Rows:

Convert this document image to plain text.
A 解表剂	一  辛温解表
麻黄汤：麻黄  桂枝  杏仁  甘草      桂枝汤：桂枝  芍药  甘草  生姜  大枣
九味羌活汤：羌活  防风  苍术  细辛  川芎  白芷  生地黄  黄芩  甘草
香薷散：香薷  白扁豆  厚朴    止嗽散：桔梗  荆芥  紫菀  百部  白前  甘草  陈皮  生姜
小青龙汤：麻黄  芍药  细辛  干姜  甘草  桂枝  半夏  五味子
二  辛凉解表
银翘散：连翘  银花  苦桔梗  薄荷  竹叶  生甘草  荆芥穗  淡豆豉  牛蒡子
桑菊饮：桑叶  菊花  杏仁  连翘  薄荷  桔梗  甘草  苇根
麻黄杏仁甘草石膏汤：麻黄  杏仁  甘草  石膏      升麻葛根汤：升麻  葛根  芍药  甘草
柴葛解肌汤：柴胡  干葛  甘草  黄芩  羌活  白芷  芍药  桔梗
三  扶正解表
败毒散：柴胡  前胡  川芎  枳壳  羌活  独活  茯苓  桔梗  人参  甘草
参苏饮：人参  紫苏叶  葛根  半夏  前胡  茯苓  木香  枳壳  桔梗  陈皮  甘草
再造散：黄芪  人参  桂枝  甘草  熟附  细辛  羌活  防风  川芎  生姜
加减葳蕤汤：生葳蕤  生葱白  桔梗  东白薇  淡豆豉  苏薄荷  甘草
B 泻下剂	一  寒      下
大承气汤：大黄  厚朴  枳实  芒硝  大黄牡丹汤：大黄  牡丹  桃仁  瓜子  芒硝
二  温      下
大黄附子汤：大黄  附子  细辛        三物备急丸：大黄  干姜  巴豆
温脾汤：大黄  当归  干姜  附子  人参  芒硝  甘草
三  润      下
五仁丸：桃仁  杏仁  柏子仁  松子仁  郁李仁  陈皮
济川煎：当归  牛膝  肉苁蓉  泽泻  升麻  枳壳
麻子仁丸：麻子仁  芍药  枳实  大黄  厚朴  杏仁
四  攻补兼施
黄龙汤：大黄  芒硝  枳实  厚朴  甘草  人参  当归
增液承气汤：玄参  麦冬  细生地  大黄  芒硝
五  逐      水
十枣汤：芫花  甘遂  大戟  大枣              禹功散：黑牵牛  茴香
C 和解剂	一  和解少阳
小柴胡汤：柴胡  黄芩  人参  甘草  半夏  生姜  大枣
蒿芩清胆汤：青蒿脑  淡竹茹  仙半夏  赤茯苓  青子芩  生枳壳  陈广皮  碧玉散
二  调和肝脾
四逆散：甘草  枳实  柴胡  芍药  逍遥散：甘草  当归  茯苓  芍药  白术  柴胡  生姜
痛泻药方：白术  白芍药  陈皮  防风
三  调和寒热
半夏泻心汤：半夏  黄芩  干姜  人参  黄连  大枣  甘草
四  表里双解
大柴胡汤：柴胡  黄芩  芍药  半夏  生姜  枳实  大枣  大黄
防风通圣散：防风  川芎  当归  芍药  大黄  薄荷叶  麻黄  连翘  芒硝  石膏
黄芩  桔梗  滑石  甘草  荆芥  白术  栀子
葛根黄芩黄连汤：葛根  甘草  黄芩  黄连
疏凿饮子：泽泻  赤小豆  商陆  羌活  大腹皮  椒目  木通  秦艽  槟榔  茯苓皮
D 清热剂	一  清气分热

Brief: Reproduce the records above exactly.

Correct result:
Convert this document image to plain text.
A 解表剂	一  辛温解表
麻黄汤：麻黄  桂枝  杏仁  甘草      桂枝汤：桂枝  芍药  甘草  生姜  大枣
九味羌活汤：羌活  防风  苍术  细辛  川芎  白芷  生地黄  黄芩  甘草
香薷散：香薷  白扁豆  厚朴    止嗽散：桔梗  荆芥  紫菀  百部  白前  甘草  陈皮  生姜
小青龙汤：麻黄  芍药  细辛  干姜  甘草  桂枝  半夏  五味子
二  辛凉解表
银翘散：连翘  银花  苦桔梗  薄荷  竹叶  生甘草  荆芥穗  淡豆豉  牛蒡子
桑菊饮：桑叶  菊花  杏仁  连翘  薄荷  桔梗  甘草  苇根
麻黄杏仁甘草石膏汤：麻黄  杏仁  甘草  石膏      升麻葛根汤：升麻  葛根  芍药  甘草
柴葛解肌汤：柴胡  干葛  甘草  黄芩  羌活  白芷  芍药  桔梗
三  扶正解表
败毒散：柴胡  前胡  川芎  枳壳  羌活  独活  茯苓  桔梗  人参  甘草
参苏饮：人参  紫苏叶  葛根  半夏  前胡  茯苓  木香  枳壳  桔梗  陈皮  甘草
再造散：黄芪  人参  桂枝  甘草  熟附  细辛  羌活  防风  川芎  生姜
加减葳蕤汤：生葳蕤  生葱白  桔梗  东白薇  淡豆豉  苏薄荷  甘草
B 泻下剂	一  寒      下
大承气汤：大黄  厚朴  枳实  芒硝  大黄牡丹汤：大黄  牡丹  桃仁  瓜子  芒硝
二  温      下
大黄附子汤：大黄  附子  细辛        三物备急丸：大黄  干姜  巴豆
温脾汤：大黄  当归  干姜  附子  人参  芒硝  甘草
三  润      下
五仁丸：桃仁  杏仁  柏子仁  松子仁  郁李仁  陈皮
济川煎：当归  牛膝  肉苁蓉  泽泻  升麻  枳壳
麻子仁丸：麻子仁  芍药  枳实  大黄  厚朴  杏仁
四  攻补兼施
黄龙汤：大黄  芒硝  枳实  厚朴  甘草  人参  当归
增液承气汤：玄参  麦冬  细生地  大黄  芒硝
五  逐      水
十枣汤：芫花  甘遂  大戟  大枣              禹功散：黑牵牛  茴香
C 和解剂	一  和解少阳
小柴胡汤：柴胡  黄芩  人参  甘草  半夏  生姜  大枣
蒿芩清胆汤：青蒿脑  淡竹茹  仙半夏  赤茯苓  青子芩  生枳壳  陈广皮  碧玉散
二  调和肝脾
四逆散：甘草  枳实  柴胡  芍药  逍遥散：甘草  当归  茯苓  芍药  白术  柴胡  生姜
痛泻药方：白术  白芍药  陈皮  防风
三  调和寒热
半夏泻心汤：半夏  黄芩  干姜  人参  黄连  大枣  甘草
四  表里双解
大柴胡汤：柴胡  黄芩  芍药  半夏  生姜  枳实  大枣  大黄
防风通圣散：防风  川芎  当归  芍药  大黄  薄荷叶  麻黄  连翘  芒硝  石膏
黄芩  桔梗  滑石  甘草  荆芥  白术  栀子
葛根黄芩黄连汤：葛根  甘草  黄芩  黄连
疏凿饮子：泽泻  赤小豆  商陆  羌活  大腹皮  椒目  木通  秦艽  槟榔  茯苓皮
D 清热剂	一  清气分热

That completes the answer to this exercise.